** DIRECTIVE **
Find the string "गनहर" in the entries and copy each line that has it.

** DATASET EXTRACT **

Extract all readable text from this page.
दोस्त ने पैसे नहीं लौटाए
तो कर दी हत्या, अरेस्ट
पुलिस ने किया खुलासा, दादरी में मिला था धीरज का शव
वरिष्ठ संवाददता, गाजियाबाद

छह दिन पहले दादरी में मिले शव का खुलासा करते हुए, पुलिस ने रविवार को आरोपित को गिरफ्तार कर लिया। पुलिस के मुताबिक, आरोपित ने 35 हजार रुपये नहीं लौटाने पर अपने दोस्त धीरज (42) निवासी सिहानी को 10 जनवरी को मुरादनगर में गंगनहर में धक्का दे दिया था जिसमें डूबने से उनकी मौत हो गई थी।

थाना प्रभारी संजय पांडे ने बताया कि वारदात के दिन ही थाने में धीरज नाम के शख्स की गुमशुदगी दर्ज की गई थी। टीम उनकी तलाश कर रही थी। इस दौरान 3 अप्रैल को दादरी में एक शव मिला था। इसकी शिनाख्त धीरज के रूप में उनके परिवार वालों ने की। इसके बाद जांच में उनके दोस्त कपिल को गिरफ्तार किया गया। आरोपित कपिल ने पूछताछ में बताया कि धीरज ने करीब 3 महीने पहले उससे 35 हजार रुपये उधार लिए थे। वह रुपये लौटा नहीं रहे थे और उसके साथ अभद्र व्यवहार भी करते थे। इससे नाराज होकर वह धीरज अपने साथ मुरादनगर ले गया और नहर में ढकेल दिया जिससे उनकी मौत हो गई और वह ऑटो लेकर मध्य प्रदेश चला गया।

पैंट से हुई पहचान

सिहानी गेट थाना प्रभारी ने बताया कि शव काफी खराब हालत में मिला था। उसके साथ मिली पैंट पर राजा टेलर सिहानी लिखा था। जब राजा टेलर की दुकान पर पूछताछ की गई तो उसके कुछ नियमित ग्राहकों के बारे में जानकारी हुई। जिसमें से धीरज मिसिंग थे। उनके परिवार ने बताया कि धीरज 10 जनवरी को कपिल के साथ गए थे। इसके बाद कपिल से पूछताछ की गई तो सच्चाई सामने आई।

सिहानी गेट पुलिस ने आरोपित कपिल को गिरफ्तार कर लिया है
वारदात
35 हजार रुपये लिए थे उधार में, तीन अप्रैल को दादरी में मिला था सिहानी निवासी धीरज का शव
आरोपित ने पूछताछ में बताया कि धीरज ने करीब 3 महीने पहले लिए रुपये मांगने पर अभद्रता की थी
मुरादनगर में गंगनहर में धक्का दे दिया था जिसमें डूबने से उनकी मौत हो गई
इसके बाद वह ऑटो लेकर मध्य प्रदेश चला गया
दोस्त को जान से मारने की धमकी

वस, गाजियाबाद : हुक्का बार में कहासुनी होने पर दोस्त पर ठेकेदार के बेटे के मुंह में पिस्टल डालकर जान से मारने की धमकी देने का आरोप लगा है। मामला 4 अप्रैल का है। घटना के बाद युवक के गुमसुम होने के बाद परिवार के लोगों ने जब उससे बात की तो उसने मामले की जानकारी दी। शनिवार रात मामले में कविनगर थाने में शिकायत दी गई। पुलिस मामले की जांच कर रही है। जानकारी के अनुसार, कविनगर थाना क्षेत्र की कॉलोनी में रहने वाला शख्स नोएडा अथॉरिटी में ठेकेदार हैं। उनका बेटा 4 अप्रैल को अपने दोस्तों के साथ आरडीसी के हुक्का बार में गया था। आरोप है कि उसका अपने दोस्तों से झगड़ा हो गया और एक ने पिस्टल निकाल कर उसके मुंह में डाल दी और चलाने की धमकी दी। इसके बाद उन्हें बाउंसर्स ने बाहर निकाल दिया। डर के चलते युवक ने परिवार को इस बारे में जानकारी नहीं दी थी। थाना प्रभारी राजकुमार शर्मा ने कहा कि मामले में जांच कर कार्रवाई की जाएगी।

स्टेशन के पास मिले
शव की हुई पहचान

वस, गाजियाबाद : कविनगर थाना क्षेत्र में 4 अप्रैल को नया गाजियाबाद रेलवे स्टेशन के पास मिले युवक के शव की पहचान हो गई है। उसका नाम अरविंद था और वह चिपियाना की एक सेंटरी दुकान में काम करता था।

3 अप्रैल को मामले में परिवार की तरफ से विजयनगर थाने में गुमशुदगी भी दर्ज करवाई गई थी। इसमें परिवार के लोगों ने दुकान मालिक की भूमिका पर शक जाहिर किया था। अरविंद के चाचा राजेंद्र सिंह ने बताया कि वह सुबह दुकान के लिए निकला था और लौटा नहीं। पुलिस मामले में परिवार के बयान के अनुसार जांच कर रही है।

** EXERCISE SOLUTION **
छह दिन पहले दादरी में मिले शव का खुलासा करते हुए, पुलिस ने रविवार को आरोपित को गिरफ्तार कर लिया। पुलिस के मुताबिक, आरोपित ने 35 हजार रुपये नहीं लौटाने पर अपने दोस्त धीरज (42) निवासी सिहानी को 10 जनवरी को मुरादनगर में गंगनहर में धक्का दे दिया था जिसमें डूबने से उनकी मौत हो गई थी।
मुरादनगर में गंगनहर में धक्का दे दिया था जिसमें डूबने से उनकी मौत हो गई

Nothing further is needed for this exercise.